» **What you have to do**:
Exactly retype the lines below from the one containing "Give me the" through the end of the listing. Leave pictures out.

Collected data
►

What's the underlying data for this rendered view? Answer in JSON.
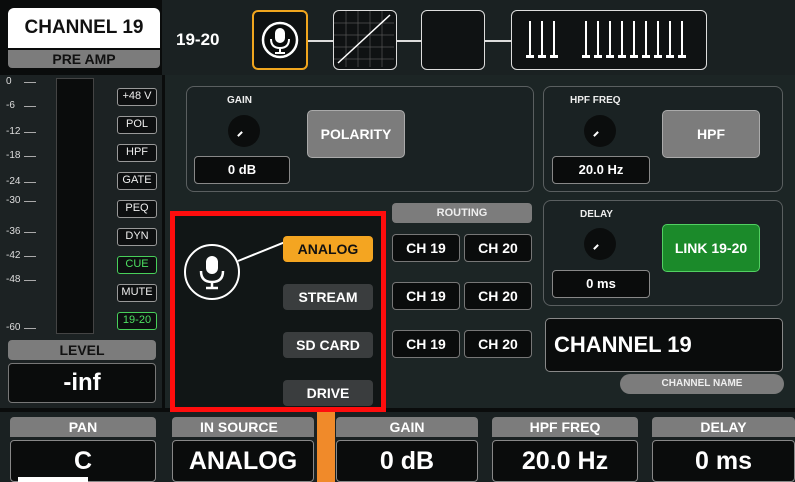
{
  "header": {
    "channel_title": "CHANNEL 19",
    "preamp_tab": "PRE AMP",
    "pair_label": "19-20",
    "nav": [
      {
        "name": "mic-icon"
      },
      {
        "name": "hpf-curve"
      },
      {
        "name": "dynamics"
      },
      {
        "name": "eq-faders"
      }
    ]
  },
  "meter": {
    "scale": [
      "0",
      "-6",
      "-12",
      "-18",
      "-24",
      "-30",
      "-36",
      "-42",
      "-48",
      "-60"
    ],
    "side_buttons": [
      "+48 V",
      "POL",
      "HPF",
      "GATE",
      "PEQ",
      "DYN",
      "CUE",
      "MUTE",
      "19-20"
    ],
    "level_label": "LEVEL",
    "level_value": "-inf"
  },
  "gain_group": {
    "label": "GAIN",
    "value": "0 dB",
    "polarity_label": "POLARITY"
  },
  "hpf_group": {
    "label": "HPF FREQ",
    "value": "20.0 Hz",
    "hpf_label": "HPF"
  },
  "delay_group": {
    "label": "DELAY",
    "value": "0 ms",
    "link_label": "LINK 19-20"
  },
  "source": {
    "options": [
      "ANALOG",
      "STREAM",
      "SD CARD",
      "DRIVE"
    ],
    "selected": "ANALOG"
  },
  "routing": {
    "label": "ROUTING",
    "rows": [
      [
        "CH 19",
        "CH 20"
      ],
      [
        "CH 19",
        "CH 20"
      ],
      [
        "CH 19",
        "CH 20"
      ]
    ]
  },
  "channel_name": {
    "value": "CHANNEL 19",
    "label": "CHANNEL NAME"
  },
  "bottom": {
    "pan_label": "PAN",
    "pan_value": "C",
    "in_source_label": "IN SOURCE",
    "in_source_value": "ANALOG",
    "gain_label": "GAIN",
    "gain_value": "0 dB",
    "hpf_label": "HPF FREQ",
    "hpf_value": "20.0 Hz",
    "delay_label": "DELAY",
    "delay_value": "0 ms"
  },
  "colors": {
    "accent": "#f4a521",
    "active_green": "#1b8a2a",
    "highlight_frame": "#ff0d0d"
  }
}
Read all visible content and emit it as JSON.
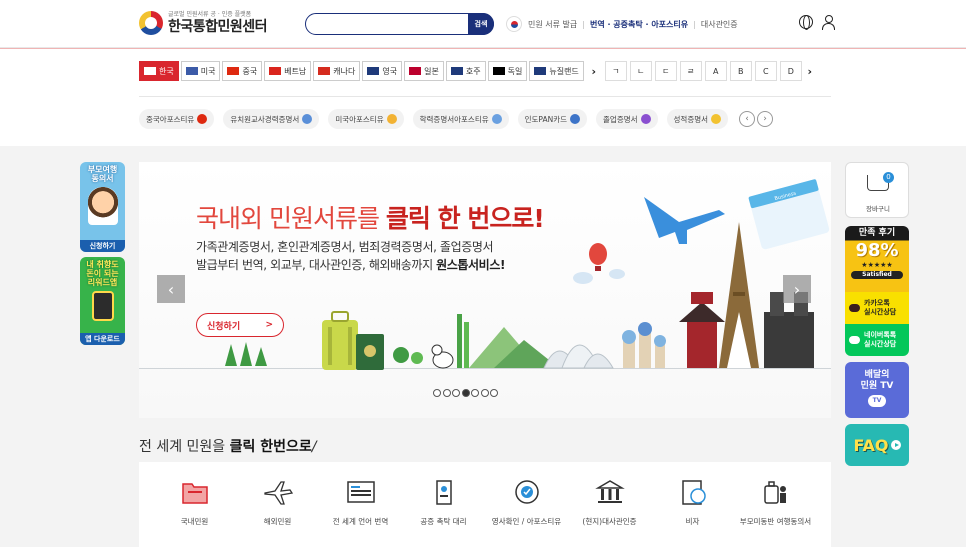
{
  "header": {
    "logo_sub": "글로벌 민원서류 공 · 인증 플랫폼",
    "logo_main": "한국통합민원센터",
    "search_button": "검색",
    "links": {
      "docs": "민원 서류 발급",
      "trans": "번역 · 공증촉탁 · 아포스티유",
      "consul": "대사관인증"
    }
  },
  "countries": [
    {
      "label": "한국",
      "active": true,
      "flag": "#ffffff"
    },
    {
      "label": "미국",
      "active": false,
      "flag": "#3c5ba8"
    },
    {
      "label": "중국",
      "active": false,
      "flag": "#de2910"
    },
    {
      "label": "베트남",
      "active": false,
      "flag": "#da251d"
    },
    {
      "label": "캐나다",
      "active": false,
      "flag": "#d52b1e"
    },
    {
      "label": "영국",
      "active": false,
      "flag": "#1f3a7a"
    },
    {
      "label": "일본",
      "active": false,
      "flag": "#bc002d"
    },
    {
      "label": "호주",
      "active": false,
      "flag": "#1f3a7a"
    },
    {
      "label": "독일",
      "active": false,
      "flag": "#000000"
    },
    {
      "label": "뉴질랜드",
      "active": false,
      "flag": "#1f3a7a"
    }
  ],
  "letters": [
    "ㄱ",
    "ㄴ",
    "ㄷ",
    "ㄹ",
    "A",
    "B",
    "C",
    "D"
  ],
  "docs": [
    {
      "label": "중국아포스티유",
      "color": "#de2910"
    },
    {
      "label": "유치원교사경력증명서",
      "color": "#5a8fd8"
    },
    {
      "label": "미국아포스티유",
      "color": "#f2b233"
    },
    {
      "label": "학력증명서아포스티유",
      "color": "#6aa0e0"
    },
    {
      "label": "인도PAN카드",
      "color": "#3d74c8"
    },
    {
      "label": "졸업증명서",
      "color": "#8a4fd0"
    },
    {
      "label": "성적증명서",
      "color": "#f2c230"
    }
  ],
  "left_banners": {
    "b1_title_1": "부모여행",
    "b1_title_2": "동의서",
    "b1_foot": "신청하기",
    "b2_title_1": "내 취향도",
    "b2_title_2": "돈이 되는",
    "b2_title_3": "리워드앱",
    "b2_foot": "앱 다운로드"
  },
  "banner": {
    "title_normal": "국내외 민원서류를",
    "title_bold": "클릭 한 번으로!",
    "sub_line1": "가족관계증명서, 혼인관계증명서, 범죄경력증명서, 졸업증명서",
    "sub_line2_normal": "발급부터 번역, 외교부, 대사관인증, 해외배송까지",
    "sub_line2_bold": "원스톱서비스!",
    "apply": "신청하기",
    "apply_arrow": ">",
    "ticket_text": "Business",
    "slides_total": 7,
    "slide_active": 4
  },
  "right_sidebar": {
    "cart_count": "0",
    "cart_label": "장바구니",
    "review_title": "만족 후기",
    "review_pct": "98%",
    "review_stars": "★★★★★",
    "review_satisfied": "Satisfied",
    "kakao_1": "카카오톡",
    "kakao_2": "실시간상담",
    "naver_1": "네이버톡톡",
    "naver_2": "실시간상담",
    "tv_1": "배달의",
    "tv_2": "민원 TV",
    "tv_badge": "TV",
    "faq": "FAQ"
  },
  "section": {
    "title_normal": "전 세계 민원을",
    "title_bold": "클릭 한번으로",
    "title_slash": "/"
  },
  "services": [
    {
      "label": "국내민원",
      "icon": "folder-icon"
    },
    {
      "label": "해외민원",
      "icon": "airplane-icon"
    },
    {
      "label": "전 세계 언어 번역",
      "icon": "translate-icon"
    },
    {
      "label": "공증 촉탁 대리",
      "icon": "notary-icon"
    },
    {
      "label": "영사확인 / 아포스티유",
      "icon": "seal-icon"
    },
    {
      "label": "(현지)대사관인증",
      "icon": "embassy-icon"
    },
    {
      "label": "비자",
      "icon": "visa-icon"
    },
    {
      "label": "부모미동반 여행동의서",
      "icon": "travel-consent-icon"
    }
  ]
}
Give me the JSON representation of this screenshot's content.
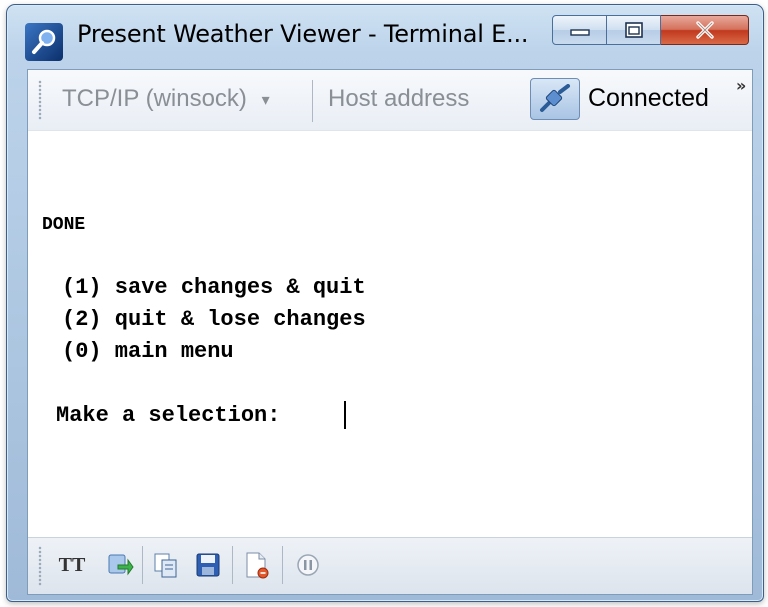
{
  "window": {
    "title": "Present Weather Viewer - Terminal E...",
    "colors": {
      "frame": "#9fbad8",
      "close": "#c0381e"
    }
  },
  "toolbar": {
    "protocol_label": "TCP/IP (winsock)",
    "protocol_arrow": "▾",
    "host_placeholder": "Host address",
    "status": "Connected",
    "overflow": "»"
  },
  "terminal": {
    "heading": "DONE",
    "options": [
      "(1) save changes & quit",
      "(2) quit & lose changes",
      "(0) main menu"
    ],
    "prompt": "Make a selection:"
  },
  "bottom_toolbar": {
    "font_button": "TT",
    "icons": [
      "font-size-icon",
      "transfer-icon",
      "copy-icon",
      "save-icon",
      "new-document-icon",
      "pause-icon"
    ]
  }
}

◄

» **Response to this task**:
Give me the JSON representation of this screenshot's content.
{
  "window": {
    "title": "Present Weather Viewer - Terminal E...",
    "colors": {
      "frame": "#9fbad8",
      "close": "#c0381e"
    }
  },
  "toolbar": {
    "protocol_label": "TCP/IP (winsock)",
    "protocol_arrow": "▾",
    "host_placeholder": "Host address",
    "status": "Connected",
    "overflow": "»"
  },
  "terminal": {
    "heading": "DONE",
    "options": [
      "(1) save changes & quit",
      "(2) quit & lose changes",
      "(0) main menu"
    ],
    "prompt": "Make a selection:"
  },
  "bottom_toolbar": {
    "font_button": "TT",
    "icons": [
      "font-size-icon",
      "transfer-icon",
      "copy-icon",
      "save-icon",
      "new-document-icon",
      "pause-icon"
    ]
  }
}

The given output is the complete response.